DATA ROWS start
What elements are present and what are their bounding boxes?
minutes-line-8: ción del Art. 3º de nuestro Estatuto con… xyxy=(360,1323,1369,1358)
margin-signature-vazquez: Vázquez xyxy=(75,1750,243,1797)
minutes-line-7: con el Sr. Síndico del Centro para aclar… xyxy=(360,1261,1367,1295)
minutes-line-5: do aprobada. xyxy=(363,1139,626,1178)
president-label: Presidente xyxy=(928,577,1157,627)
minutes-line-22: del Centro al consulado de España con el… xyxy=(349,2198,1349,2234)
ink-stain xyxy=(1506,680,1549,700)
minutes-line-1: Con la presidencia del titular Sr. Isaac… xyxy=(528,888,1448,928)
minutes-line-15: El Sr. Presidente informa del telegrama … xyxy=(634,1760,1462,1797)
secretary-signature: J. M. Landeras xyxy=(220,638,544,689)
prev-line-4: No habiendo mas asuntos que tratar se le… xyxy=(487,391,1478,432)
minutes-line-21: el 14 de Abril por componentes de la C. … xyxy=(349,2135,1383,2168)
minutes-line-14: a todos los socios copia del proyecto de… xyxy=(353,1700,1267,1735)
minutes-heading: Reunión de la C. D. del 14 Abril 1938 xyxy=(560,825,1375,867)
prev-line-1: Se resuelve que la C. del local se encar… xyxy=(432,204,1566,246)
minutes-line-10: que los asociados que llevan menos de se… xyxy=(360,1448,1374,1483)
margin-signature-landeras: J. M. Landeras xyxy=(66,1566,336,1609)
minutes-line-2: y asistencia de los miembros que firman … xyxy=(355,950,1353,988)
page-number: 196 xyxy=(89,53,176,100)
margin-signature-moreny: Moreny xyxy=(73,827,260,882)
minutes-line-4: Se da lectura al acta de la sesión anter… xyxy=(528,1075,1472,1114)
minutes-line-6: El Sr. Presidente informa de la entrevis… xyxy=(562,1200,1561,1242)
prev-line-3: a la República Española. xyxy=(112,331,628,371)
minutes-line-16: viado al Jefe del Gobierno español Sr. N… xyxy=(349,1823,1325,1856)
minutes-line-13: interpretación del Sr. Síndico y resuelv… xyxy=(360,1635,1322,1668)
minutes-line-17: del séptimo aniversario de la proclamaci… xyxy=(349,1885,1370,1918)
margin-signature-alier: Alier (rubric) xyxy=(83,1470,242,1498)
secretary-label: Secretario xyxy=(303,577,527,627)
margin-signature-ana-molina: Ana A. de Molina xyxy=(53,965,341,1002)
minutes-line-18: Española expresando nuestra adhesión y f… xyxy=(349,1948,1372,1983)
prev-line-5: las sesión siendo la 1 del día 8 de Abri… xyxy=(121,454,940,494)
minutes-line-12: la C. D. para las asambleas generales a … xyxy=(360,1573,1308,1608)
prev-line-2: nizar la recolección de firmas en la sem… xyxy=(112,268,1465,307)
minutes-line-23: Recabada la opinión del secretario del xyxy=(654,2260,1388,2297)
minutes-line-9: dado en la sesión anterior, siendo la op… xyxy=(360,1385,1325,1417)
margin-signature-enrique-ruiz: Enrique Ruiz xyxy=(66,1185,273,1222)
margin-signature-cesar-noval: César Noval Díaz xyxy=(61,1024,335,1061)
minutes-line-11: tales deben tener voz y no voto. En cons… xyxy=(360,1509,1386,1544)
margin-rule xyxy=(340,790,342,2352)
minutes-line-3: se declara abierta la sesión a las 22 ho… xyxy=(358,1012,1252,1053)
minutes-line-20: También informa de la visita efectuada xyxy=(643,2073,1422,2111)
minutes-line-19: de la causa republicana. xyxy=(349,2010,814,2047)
DATA ROWS end
**GIVEN TASK:**
Reproduce every row above verbatim, without changing or omitting anything.

**ANSWER TO THIS EXERCISE:**
What elements are present and what are their bounding boxes?
minutes-line-8: ción del Art. 3º de nuestro Estatuto con… xyxy=(360,1323,1369,1358)
margin-signature-vazquez: Vázquez xyxy=(75,1750,243,1797)
minutes-line-7: con el Sr. Síndico del Centro para aclar… xyxy=(360,1261,1367,1295)
minutes-line-5: do aprobada. xyxy=(363,1139,626,1178)
president-label: Presidente xyxy=(928,577,1157,627)
minutes-line-22: del Centro al consulado de España con el… xyxy=(349,2198,1349,2234)
ink-stain xyxy=(1506,680,1549,700)
minutes-line-1: Con la presidencia del titular Sr. Isaac… xyxy=(528,888,1448,928)
minutes-line-15: El Sr. Presidente informa del telegrama … xyxy=(634,1760,1462,1797)
secretary-signature: J. M. Landeras xyxy=(220,638,544,689)
prev-line-4: No habiendo mas asuntos que tratar se le… xyxy=(487,391,1478,432)
minutes-line-21: el 14 de Abril por componentes de la C. … xyxy=(349,2135,1383,2168)
minutes-line-14: a todos los socios copia del proyecto de… xyxy=(353,1700,1267,1735)
minutes-heading: Reunión de la C. D. del 14 Abril 1938 xyxy=(560,825,1375,867)
prev-line-1: Se resuelve que la C. del local se encar… xyxy=(432,204,1566,246)
minutes-line-10: que los asociados que llevan menos de se… xyxy=(360,1448,1374,1483)
margin-signature-landeras: J. M. Landeras xyxy=(66,1566,336,1609)
minutes-line-2: y asistencia de los miembros que firman … xyxy=(355,950,1353,988)
page-number: 196 xyxy=(89,53,176,100)
margin-signature-moreny: Moreny xyxy=(73,827,260,882)
minutes-line-4: Se da lectura al acta de la sesión anter… xyxy=(528,1075,1472,1114)
minutes-line-6: El Sr. Presidente informa de la entrevis… xyxy=(562,1200,1561,1242)
prev-line-3: a la República Española. xyxy=(112,331,628,371)
minutes-line-16: viado al Jefe del Gobierno español Sr. N… xyxy=(349,1823,1325,1856)
minutes-line-13: interpretación del Sr. Síndico y resuelv… xyxy=(360,1635,1322,1668)
minutes-line-17: del séptimo aniversario de la proclamaci… xyxy=(349,1885,1370,1918)
margin-signature-alier: Alier (rubric) xyxy=(83,1470,242,1498)
secretary-label: Secretario xyxy=(303,577,527,627)
margin-signature-ana-molina: Ana A. de Molina xyxy=(53,965,341,1002)
minutes-line-18: Española expresando nuestra adhesión y f… xyxy=(349,1948,1372,1983)
prev-line-5: las sesión siendo la 1 del día 8 de Abri… xyxy=(121,454,940,494)
minutes-line-12: la C. D. para las asambleas generales a … xyxy=(360,1573,1308,1608)
prev-line-2: nizar la recolección de firmas en la sem… xyxy=(112,268,1465,307)
minutes-line-23: Recabada la opinión del secretario del xyxy=(654,2260,1388,2297)
minutes-line-9: dado en la sesión anterior, siendo la op… xyxy=(360,1385,1325,1417)
margin-signature-enrique-ruiz: Enrique Ruiz xyxy=(66,1185,273,1222)
margin-signature-cesar-noval: César Noval Díaz xyxy=(61,1024,335,1061)
minutes-line-11: tales deben tener voz y no voto. En cons… xyxy=(360,1509,1386,1544)
margin-rule xyxy=(340,790,342,2352)
minutes-line-3: se declara abierta la sesión a las 22 ho… xyxy=(358,1012,1252,1053)
minutes-line-20: También informa de la visita efectuada xyxy=(643,2073,1422,2111)
minutes-line-19: de la causa republicana. xyxy=(349,2010,814,2047)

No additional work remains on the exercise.